::: Source records

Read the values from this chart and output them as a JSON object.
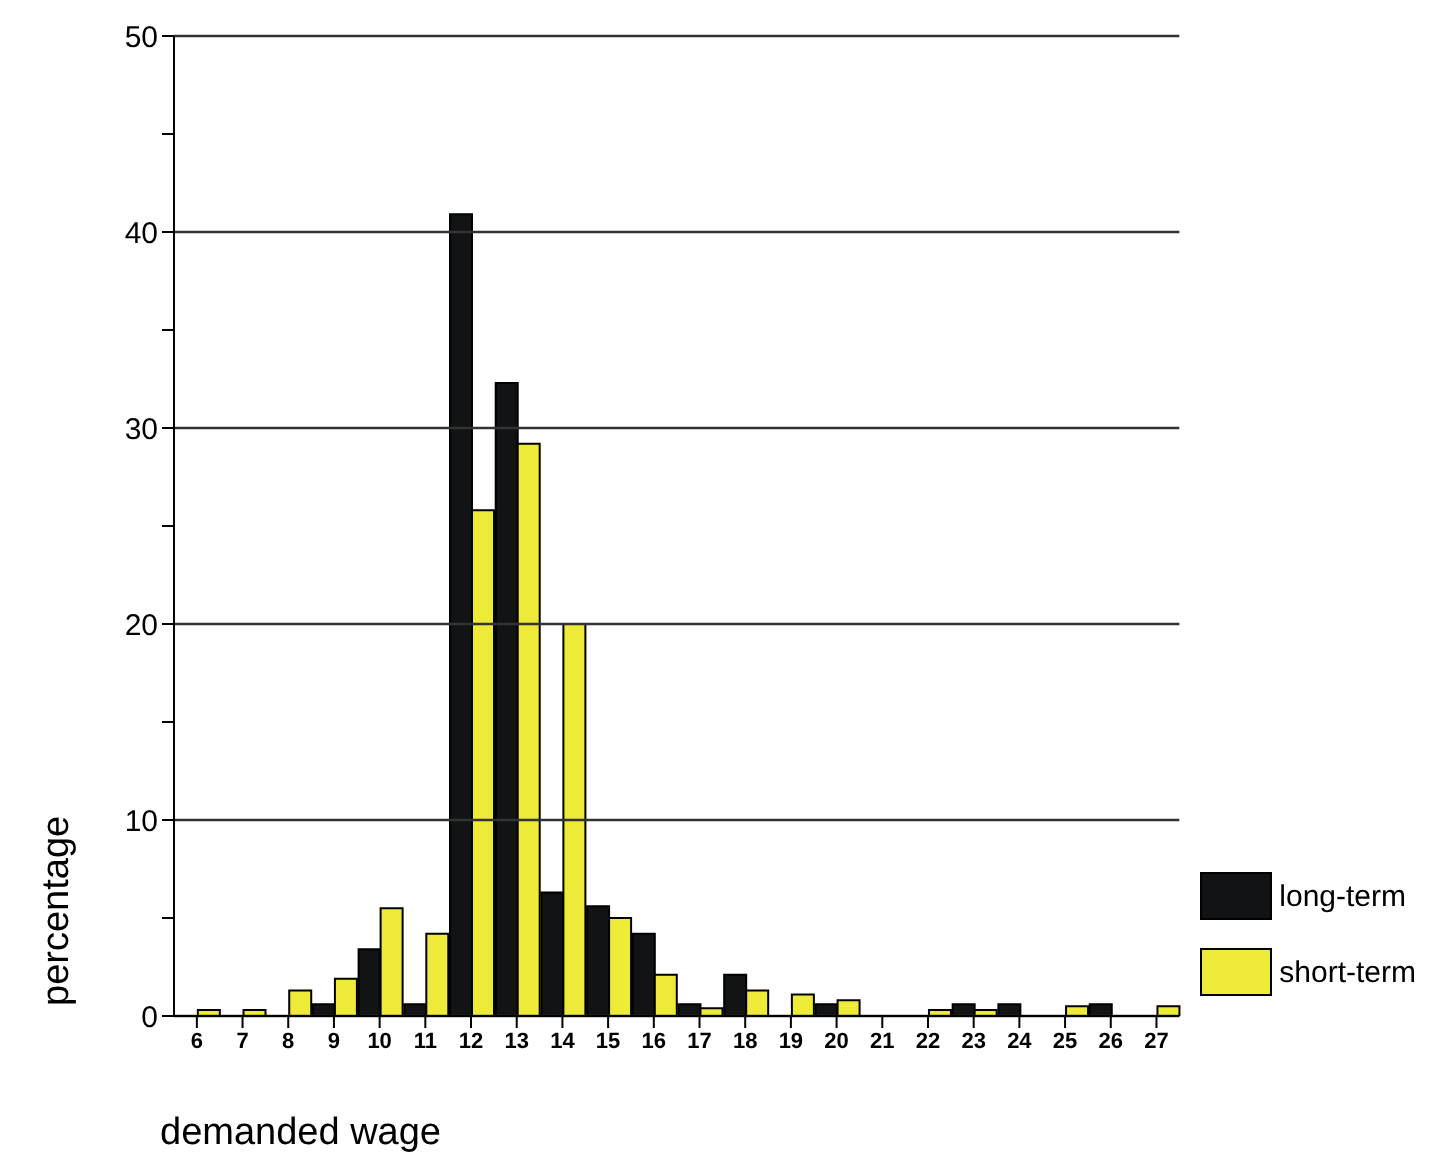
{
  "chart_data": {
    "type": "bar",
    "xlabel": "demanded wage",
    "ylabel": "percentage",
    "categories": [
      "6",
      "7",
      "8",
      "9",
      "10",
      "11",
      "12",
      "13",
      "14",
      "15",
      "16",
      "17",
      "18",
      "19",
      "20",
      "21",
      "22",
      "23",
      "24",
      "25",
      "26",
      "27"
    ],
    "series": [
      {
        "name": "long-term",
        "color": "#111314",
        "values": [
          0,
          0,
          0,
          0.6,
          3.4,
          0.6,
          40.9,
          32.3,
          6.3,
          5.6,
          4.2,
          0.6,
          2.1,
          0,
          0.6,
          0,
          0,
          0.6,
          0.6,
          0,
          0.6,
          0
        ]
      },
      {
        "name": "short-term",
        "color": "#eeea38",
        "values": [
          0.3,
          0.3,
          1.3,
          1.9,
          5.5,
          4.2,
          25.8,
          29.2,
          20,
          5,
          2.1,
          0.4,
          1.3,
          1.1,
          0.8,
          0,
          0.3,
          0.3,
          0,
          0.5,
          0,
          0.5
        ]
      }
    ],
    "ylim": [
      0,
      50
    ],
    "yticks": [
      0,
      {
        "value": 5,
        "label": null
      },
      10,
      {
        "value": 15,
        "label": null
      },
      20,
      {
        "value": 25,
        "label": null
      },
      30,
      {
        "value": 35,
        "label": null
      },
      40,
      {
        "value": 45,
        "label": null
      },
      50
    ],
    "grid": "y",
    "legend": "bottom right"
  }
}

::::::

Problem to work on: Pictures are not part of the copy; output everything else in the records exactly.

Task result:
Read the values from this chart and output them as a JSON object.
{
  "chart_data": {
    "type": "bar",
    "xlabel": "demanded wage",
    "ylabel": "percentage",
    "categories": [
      "6",
      "7",
      "8",
      "9",
      "10",
      "11",
      "12",
      "13",
      "14",
      "15",
      "16",
      "17",
      "18",
      "19",
      "20",
      "21",
      "22",
      "23",
      "24",
      "25",
      "26",
      "27"
    ],
    "series": [
      {
        "name": "long-term",
        "color": "#111314",
        "values": [
          0,
          0,
          0,
          0.6,
          3.4,
          0.6,
          40.9,
          32.3,
          6.3,
          5.6,
          4.2,
          0.6,
          2.1,
          0,
          0.6,
          0,
          0,
          0.6,
          0.6,
          0,
          0.6,
          0
        ]
      },
      {
        "name": "short-term",
        "color": "#eeea38",
        "values": [
          0.3,
          0.3,
          1.3,
          1.9,
          5.5,
          4.2,
          25.8,
          29.2,
          20,
          5,
          2.1,
          0.4,
          1.3,
          1.1,
          0.8,
          0,
          0.3,
          0.3,
          0,
          0.5,
          0,
          0.5
        ]
      }
    ],
    "ylim": [
      0,
      50
    ],
    "yticks": [
      0,
      {
        "value": 5,
        "label": null
      },
      10,
      {
        "value": 15,
        "label": null
      },
      20,
      {
        "value": 25,
        "label": null
      },
      30,
      {
        "value": 35,
        "label": null
      },
      40,
      {
        "value": 45,
        "label": null
      },
      50
    ],
    "grid": "y",
    "legend": "bottom right"
  }
}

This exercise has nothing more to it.